■ Data listing
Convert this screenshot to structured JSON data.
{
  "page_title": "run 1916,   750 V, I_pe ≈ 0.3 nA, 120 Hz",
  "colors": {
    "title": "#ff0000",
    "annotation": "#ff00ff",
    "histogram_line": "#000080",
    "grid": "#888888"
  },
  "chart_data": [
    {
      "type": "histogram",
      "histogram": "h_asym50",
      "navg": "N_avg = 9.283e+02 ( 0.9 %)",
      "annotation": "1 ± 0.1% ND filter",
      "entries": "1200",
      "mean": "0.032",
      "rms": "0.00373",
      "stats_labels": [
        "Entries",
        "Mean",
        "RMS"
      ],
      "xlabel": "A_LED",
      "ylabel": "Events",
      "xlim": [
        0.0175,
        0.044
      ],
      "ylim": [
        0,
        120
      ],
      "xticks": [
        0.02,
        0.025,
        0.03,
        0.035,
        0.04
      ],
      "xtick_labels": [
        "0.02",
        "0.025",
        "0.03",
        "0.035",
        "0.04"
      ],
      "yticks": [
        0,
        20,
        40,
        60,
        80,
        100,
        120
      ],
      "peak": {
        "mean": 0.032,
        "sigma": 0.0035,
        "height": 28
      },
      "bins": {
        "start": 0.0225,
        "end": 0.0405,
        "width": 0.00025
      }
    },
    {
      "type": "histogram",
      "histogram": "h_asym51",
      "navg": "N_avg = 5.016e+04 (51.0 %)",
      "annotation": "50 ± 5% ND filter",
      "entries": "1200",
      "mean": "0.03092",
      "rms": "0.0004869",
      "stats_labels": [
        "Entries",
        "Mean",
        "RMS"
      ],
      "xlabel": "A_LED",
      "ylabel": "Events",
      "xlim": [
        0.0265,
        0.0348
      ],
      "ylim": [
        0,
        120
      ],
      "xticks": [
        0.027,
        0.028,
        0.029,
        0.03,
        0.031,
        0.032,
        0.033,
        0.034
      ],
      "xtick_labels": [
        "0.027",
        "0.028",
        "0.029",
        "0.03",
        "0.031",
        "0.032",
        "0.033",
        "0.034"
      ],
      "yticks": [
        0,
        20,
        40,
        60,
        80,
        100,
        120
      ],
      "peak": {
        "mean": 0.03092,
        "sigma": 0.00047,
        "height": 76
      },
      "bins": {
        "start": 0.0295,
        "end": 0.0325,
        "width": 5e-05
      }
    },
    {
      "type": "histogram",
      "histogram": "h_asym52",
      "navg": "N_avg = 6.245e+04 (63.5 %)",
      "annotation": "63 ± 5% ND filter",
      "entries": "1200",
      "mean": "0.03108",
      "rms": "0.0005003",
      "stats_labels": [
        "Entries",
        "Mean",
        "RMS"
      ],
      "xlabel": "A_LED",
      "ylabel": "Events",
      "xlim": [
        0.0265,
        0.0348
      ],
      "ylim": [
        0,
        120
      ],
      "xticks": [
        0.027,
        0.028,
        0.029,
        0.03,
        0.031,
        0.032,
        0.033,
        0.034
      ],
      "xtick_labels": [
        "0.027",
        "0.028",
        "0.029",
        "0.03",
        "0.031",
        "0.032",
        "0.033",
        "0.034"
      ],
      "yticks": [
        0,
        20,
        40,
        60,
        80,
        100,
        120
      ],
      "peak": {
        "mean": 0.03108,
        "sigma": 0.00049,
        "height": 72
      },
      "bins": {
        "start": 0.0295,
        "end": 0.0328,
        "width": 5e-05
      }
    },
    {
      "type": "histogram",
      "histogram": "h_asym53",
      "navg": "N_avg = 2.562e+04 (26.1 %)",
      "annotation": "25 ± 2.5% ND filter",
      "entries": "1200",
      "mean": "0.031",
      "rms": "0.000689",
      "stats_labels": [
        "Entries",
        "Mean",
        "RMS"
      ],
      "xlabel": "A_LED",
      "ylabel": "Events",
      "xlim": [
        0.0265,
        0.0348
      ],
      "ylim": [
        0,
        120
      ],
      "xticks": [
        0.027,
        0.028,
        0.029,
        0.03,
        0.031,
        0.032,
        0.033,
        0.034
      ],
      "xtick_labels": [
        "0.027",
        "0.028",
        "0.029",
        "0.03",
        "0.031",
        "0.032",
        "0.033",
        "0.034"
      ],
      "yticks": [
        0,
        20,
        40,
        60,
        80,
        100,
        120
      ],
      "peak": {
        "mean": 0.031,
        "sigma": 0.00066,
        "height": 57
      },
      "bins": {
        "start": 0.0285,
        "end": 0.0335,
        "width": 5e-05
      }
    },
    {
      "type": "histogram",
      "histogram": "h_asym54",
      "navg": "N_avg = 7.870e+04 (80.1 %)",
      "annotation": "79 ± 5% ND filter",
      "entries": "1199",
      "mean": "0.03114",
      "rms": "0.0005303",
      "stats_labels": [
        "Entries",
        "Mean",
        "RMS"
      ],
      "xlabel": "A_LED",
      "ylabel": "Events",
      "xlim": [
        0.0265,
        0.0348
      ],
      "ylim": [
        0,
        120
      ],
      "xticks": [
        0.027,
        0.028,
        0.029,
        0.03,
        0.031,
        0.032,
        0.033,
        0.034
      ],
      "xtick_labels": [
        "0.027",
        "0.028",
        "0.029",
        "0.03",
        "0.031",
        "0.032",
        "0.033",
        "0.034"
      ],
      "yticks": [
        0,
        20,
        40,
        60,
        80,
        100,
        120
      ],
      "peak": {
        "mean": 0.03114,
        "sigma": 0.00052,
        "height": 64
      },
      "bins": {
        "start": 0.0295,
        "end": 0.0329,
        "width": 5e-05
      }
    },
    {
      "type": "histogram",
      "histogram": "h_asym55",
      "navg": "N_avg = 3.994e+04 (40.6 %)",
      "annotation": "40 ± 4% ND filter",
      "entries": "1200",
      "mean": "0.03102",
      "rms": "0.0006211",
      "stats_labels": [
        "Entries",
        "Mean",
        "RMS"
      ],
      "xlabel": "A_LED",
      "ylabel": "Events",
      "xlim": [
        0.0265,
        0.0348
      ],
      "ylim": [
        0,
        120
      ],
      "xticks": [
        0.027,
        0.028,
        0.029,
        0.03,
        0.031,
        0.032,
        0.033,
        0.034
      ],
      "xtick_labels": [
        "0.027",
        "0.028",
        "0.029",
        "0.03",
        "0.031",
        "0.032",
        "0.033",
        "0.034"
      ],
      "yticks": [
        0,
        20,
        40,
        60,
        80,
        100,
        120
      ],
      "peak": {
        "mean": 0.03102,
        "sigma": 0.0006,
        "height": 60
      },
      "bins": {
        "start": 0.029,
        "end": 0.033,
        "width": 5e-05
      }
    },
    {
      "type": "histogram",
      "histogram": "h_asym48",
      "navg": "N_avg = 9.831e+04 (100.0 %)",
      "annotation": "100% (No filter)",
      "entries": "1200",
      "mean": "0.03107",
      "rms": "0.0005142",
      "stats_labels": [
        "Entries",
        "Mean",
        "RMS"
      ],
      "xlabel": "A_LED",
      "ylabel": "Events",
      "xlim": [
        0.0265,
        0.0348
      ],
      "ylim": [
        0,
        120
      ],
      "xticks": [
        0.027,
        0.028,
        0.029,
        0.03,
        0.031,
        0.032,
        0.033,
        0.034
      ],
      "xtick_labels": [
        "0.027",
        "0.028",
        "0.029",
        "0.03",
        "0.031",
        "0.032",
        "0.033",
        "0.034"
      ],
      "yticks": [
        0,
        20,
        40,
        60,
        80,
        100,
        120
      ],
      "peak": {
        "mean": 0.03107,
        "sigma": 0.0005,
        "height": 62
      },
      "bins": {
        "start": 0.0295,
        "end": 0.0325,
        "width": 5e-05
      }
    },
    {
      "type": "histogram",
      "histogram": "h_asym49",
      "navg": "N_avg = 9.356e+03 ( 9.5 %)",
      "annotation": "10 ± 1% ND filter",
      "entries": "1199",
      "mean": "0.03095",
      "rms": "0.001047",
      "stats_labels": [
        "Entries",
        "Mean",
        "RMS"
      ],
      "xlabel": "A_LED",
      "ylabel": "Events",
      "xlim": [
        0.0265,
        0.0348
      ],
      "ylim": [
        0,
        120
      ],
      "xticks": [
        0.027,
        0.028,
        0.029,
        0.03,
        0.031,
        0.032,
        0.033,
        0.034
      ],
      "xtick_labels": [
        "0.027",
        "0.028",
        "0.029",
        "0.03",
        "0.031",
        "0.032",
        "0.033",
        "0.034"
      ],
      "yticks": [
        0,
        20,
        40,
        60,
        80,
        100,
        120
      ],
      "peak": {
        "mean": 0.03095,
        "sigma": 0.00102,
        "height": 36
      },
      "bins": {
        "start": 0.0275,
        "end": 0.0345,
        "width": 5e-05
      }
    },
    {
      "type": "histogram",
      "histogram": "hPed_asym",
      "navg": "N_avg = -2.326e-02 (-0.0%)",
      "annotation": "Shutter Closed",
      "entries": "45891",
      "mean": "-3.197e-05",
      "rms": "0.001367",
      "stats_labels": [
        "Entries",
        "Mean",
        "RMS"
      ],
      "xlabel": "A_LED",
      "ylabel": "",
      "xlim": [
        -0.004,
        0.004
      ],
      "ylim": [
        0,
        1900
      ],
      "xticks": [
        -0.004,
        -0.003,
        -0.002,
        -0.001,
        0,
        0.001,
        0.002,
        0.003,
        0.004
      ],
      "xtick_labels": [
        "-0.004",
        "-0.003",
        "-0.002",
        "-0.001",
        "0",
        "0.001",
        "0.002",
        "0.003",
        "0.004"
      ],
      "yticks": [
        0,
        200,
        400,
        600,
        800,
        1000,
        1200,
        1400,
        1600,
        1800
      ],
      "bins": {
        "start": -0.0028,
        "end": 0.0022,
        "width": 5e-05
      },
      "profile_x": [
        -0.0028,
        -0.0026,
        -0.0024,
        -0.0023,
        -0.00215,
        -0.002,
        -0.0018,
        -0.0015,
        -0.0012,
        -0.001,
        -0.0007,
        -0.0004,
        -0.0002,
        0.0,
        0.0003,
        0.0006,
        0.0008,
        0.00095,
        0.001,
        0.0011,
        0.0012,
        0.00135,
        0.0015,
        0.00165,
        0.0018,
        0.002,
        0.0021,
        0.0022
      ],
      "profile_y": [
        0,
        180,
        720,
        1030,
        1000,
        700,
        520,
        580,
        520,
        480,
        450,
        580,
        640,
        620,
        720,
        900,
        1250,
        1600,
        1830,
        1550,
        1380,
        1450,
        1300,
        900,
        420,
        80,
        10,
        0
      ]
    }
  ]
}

■ What needs to be done
Work out the number of lines in this listing that include the word "height". Reply with that number only.

■ Written response
8